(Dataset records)
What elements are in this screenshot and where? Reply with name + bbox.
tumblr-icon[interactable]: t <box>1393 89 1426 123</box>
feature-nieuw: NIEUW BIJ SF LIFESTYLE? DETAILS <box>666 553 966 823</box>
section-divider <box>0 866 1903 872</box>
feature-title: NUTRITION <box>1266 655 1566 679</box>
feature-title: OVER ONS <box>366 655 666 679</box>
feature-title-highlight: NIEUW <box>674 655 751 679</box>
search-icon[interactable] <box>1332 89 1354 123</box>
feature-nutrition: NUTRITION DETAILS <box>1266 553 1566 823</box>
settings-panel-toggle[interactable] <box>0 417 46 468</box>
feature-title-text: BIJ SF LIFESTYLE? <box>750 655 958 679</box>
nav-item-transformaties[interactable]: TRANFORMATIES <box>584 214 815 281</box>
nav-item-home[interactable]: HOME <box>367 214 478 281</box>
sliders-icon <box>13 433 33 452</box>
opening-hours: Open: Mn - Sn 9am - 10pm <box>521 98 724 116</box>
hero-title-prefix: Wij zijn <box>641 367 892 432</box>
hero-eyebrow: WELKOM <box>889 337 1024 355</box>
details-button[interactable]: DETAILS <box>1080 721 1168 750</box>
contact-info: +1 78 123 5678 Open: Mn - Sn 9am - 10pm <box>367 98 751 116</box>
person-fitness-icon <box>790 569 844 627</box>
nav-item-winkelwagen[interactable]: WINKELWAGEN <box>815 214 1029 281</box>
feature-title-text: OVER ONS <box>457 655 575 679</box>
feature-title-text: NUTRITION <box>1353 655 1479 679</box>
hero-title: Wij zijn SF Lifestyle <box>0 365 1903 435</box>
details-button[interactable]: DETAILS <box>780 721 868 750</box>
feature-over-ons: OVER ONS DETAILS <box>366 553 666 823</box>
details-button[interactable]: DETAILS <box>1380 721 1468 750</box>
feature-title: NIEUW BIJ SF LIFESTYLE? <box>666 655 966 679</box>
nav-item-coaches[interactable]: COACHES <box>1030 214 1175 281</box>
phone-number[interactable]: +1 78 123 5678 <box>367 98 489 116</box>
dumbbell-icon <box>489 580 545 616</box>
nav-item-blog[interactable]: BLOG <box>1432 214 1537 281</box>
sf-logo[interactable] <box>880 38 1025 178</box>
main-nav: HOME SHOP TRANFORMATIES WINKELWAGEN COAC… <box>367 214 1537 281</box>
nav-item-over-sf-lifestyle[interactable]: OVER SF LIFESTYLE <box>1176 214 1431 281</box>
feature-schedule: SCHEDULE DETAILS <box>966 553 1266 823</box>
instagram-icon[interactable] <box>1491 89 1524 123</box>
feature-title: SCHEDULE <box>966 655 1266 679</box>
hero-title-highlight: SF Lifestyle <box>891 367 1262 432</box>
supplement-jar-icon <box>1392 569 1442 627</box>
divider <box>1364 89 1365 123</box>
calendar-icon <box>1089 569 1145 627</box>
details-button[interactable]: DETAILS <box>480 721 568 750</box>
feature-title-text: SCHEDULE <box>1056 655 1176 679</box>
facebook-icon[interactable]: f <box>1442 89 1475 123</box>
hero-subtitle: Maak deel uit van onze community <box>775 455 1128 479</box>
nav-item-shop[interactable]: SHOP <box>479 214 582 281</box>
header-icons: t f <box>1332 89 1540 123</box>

- YOUR OBJECTIVE:
Write out every line of the records above without any changes.

- FINISHED TASK:
What elements are in this screenshot and where? Reply with name + bbox.
tumblr-icon[interactable]: t <box>1393 89 1426 123</box>
feature-nieuw: NIEUW BIJ SF LIFESTYLE? DETAILS <box>666 553 966 823</box>
section-divider <box>0 866 1903 872</box>
feature-title: NUTRITION <box>1266 655 1566 679</box>
feature-title: OVER ONS <box>366 655 666 679</box>
feature-title-highlight: NIEUW <box>674 655 751 679</box>
search-icon[interactable] <box>1332 89 1354 123</box>
feature-nutrition: NUTRITION DETAILS <box>1266 553 1566 823</box>
settings-panel-toggle[interactable] <box>0 417 46 468</box>
feature-title-text: BIJ SF LIFESTYLE? <box>750 655 958 679</box>
nav-item-transformaties[interactable]: TRANFORMATIES <box>584 214 815 281</box>
nav-item-home[interactable]: HOME <box>367 214 478 281</box>
sliders-icon <box>13 433 33 452</box>
opening-hours: Open: Mn - Sn 9am - 10pm <box>521 98 724 116</box>
hero-title-prefix: Wij zijn <box>641 367 892 432</box>
hero-eyebrow: WELKOM <box>889 337 1024 355</box>
details-button[interactable]: DETAILS <box>1080 721 1168 750</box>
contact-info: +1 78 123 5678 Open: Mn - Sn 9am - 10pm <box>367 98 751 116</box>
person-fitness-icon <box>790 569 844 627</box>
nav-item-winkelwagen[interactable]: WINKELWAGEN <box>815 214 1029 281</box>
feature-title-text: OVER ONS <box>457 655 575 679</box>
feature-title-text: NUTRITION <box>1353 655 1479 679</box>
hero-title: Wij zijn SF Lifestyle <box>0 365 1903 435</box>
details-button[interactable]: DETAILS <box>780 721 868 750</box>
feature-over-ons: OVER ONS DETAILS <box>366 553 666 823</box>
details-button[interactable]: DETAILS <box>1380 721 1468 750</box>
feature-title: NIEUW BIJ SF LIFESTYLE? <box>666 655 966 679</box>
nav-item-coaches[interactable]: COACHES <box>1030 214 1175 281</box>
phone-number[interactable]: +1 78 123 5678 <box>367 98 489 116</box>
dumbbell-icon <box>489 580 545 616</box>
nav-item-blog[interactable]: BLOG <box>1432 214 1537 281</box>
sf-logo[interactable] <box>880 38 1025 178</box>
main-nav: HOME SHOP TRANFORMATIES WINKELWAGEN COAC… <box>367 214 1537 281</box>
nav-item-over-sf-lifestyle[interactable]: OVER SF LIFESTYLE <box>1176 214 1431 281</box>
feature-schedule: SCHEDULE DETAILS <box>966 553 1266 823</box>
instagram-icon[interactable] <box>1491 89 1524 123</box>
feature-title: SCHEDULE <box>966 655 1266 679</box>
hero-title-highlight: SF Lifestyle <box>891 367 1262 432</box>
supplement-jar-icon <box>1392 569 1442 627</box>
divider <box>1364 89 1365 123</box>
calendar-icon <box>1089 569 1145 627</box>
details-button[interactable]: DETAILS <box>480 721 568 750</box>
feature-title-text: SCHEDULE <box>1056 655 1176 679</box>
facebook-icon[interactable]: f <box>1442 89 1475 123</box>
hero-subtitle: Maak deel uit van onze community <box>775 455 1128 479</box>
nav-item-shop[interactable]: SHOP <box>479 214 582 281</box>
header-icons: t f <box>1332 89 1540 123</box>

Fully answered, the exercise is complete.